━━━ TASK DATA

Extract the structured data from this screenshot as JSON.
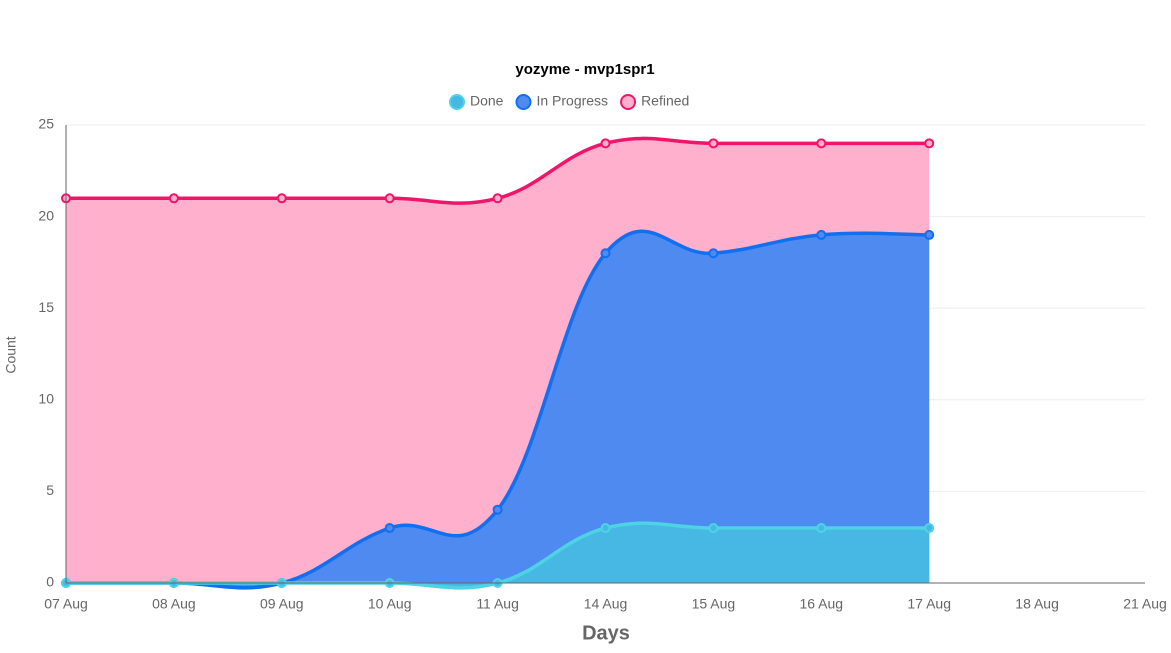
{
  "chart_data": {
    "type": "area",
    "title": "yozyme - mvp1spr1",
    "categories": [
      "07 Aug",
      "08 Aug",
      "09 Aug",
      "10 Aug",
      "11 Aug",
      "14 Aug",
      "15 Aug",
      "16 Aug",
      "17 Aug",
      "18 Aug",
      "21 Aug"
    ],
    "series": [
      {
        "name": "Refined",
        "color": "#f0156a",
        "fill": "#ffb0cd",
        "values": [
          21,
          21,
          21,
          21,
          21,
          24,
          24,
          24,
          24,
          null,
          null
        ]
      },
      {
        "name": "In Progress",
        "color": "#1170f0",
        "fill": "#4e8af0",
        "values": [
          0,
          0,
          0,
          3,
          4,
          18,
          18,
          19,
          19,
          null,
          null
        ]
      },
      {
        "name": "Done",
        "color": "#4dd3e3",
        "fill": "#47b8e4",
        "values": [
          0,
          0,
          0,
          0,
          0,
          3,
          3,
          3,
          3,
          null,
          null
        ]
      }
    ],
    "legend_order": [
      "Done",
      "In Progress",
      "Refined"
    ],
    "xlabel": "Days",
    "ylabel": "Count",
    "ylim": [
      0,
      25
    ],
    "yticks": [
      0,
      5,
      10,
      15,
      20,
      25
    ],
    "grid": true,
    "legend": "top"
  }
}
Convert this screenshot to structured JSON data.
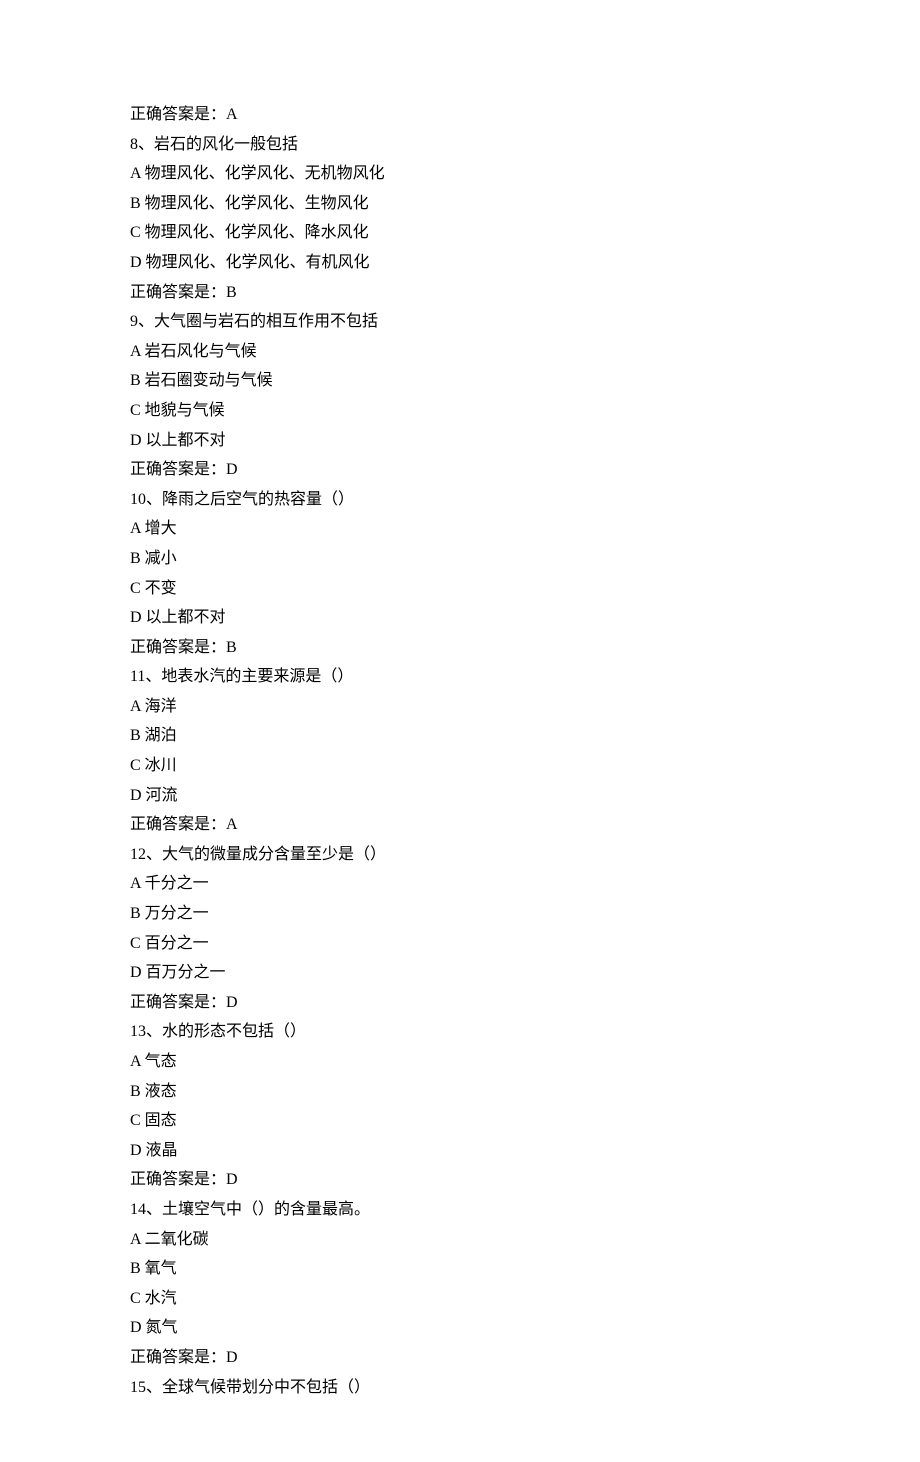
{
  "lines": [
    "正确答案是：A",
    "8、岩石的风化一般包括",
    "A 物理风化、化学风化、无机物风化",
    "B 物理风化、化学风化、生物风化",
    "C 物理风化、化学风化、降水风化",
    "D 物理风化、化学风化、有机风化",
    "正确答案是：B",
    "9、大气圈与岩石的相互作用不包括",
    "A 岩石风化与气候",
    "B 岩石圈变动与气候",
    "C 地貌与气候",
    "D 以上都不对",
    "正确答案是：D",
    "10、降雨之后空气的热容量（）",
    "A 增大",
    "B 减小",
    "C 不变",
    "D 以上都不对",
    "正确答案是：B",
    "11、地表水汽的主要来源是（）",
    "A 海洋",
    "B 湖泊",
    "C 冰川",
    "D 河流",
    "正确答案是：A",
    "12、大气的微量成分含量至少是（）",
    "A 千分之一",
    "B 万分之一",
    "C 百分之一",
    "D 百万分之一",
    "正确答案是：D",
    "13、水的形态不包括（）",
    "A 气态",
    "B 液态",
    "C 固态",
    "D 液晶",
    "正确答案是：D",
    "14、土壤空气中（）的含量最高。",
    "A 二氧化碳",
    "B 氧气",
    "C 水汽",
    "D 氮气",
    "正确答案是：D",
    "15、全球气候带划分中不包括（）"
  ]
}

━━━━━━

Leaving all pictures aside, quote each record exactly.

Extract the structured data from this screenshot as JSON.
{
  "chart_data": {
    "type": "area",
    "title": "yozyme - mvp1spr1",
    "categories": [
      "07 Aug",
      "08 Aug",
      "09 Aug",
      "10 Aug",
      "11 Aug",
      "14 Aug",
      "15 Aug",
      "16 Aug",
      "17 Aug",
      "18 Aug",
      "21 Aug"
    ],
    "series": [
      {
        "name": "Refined",
        "color": "#f0156a",
        "fill": "#ffb0cd",
        "values": [
          21,
          21,
          21,
          21,
          21,
          24,
          24,
          24,
          24,
          null,
          null
        ]
      },
      {
        "name": "In Progress",
        "color": "#1170f0",
        "fill": "#4e8af0",
        "values": [
          0,
          0,
          0,
          3,
          4,
          18,
          18,
          19,
          19,
          null,
          null
        ]
      },
      {
        "name": "Done",
        "color": "#4dd3e3",
        "fill": "#47b8e4",
        "values": [
          0,
          0,
          0,
          0,
          0,
          3,
          3,
          3,
          3,
          null,
          null
        ]
      }
    ],
    "legend_order": [
      "Done",
      "In Progress",
      "Refined"
    ],
    "xlabel": "Days",
    "ylabel": "Count",
    "ylim": [
      0,
      25
    ],
    "yticks": [
      0,
      5,
      10,
      15,
      20,
      25
    ],
    "grid": true,
    "legend": "top"
  }
}
Convert this screenshot to structured JSON data.
{
  "lines": [
    "正确答案是：A",
    "8、岩石的风化一般包括",
    "A 物理风化、化学风化、无机物风化",
    "B 物理风化、化学风化、生物风化",
    "C 物理风化、化学风化、降水风化",
    "D 物理风化、化学风化、有机风化",
    "正确答案是：B",
    "9、大气圈与岩石的相互作用不包括",
    "A 岩石风化与气候",
    "B 岩石圈变动与气候",
    "C 地貌与气候",
    "D 以上都不对",
    "正确答案是：D",
    "10、降雨之后空气的热容量（）",
    "A 增大",
    "B 减小",
    "C 不变",
    "D 以上都不对",
    "正确答案是：B",
    "11、地表水汽的主要来源是（）",
    "A 海洋",
    "B 湖泊",
    "C 冰川",
    "D 河流",
    "正确答案是：A",
    "12、大气的微量成分含量至少是（）",
    "A 千分之一",
    "B 万分之一",
    "C 百分之一",
    "D 百万分之一",
    "正确答案是：D",
    "13、水的形态不包括（）",
    "A 气态",
    "B 液态",
    "C 固态",
    "D 液晶",
    "正确答案是：D",
    "14、土壤空气中（）的含量最高。",
    "A 二氧化碳",
    "B 氧气",
    "C 水汽",
    "D 氮气",
    "正确答案是：D",
    "15、全球气候带划分中不包括（）"
  ]
}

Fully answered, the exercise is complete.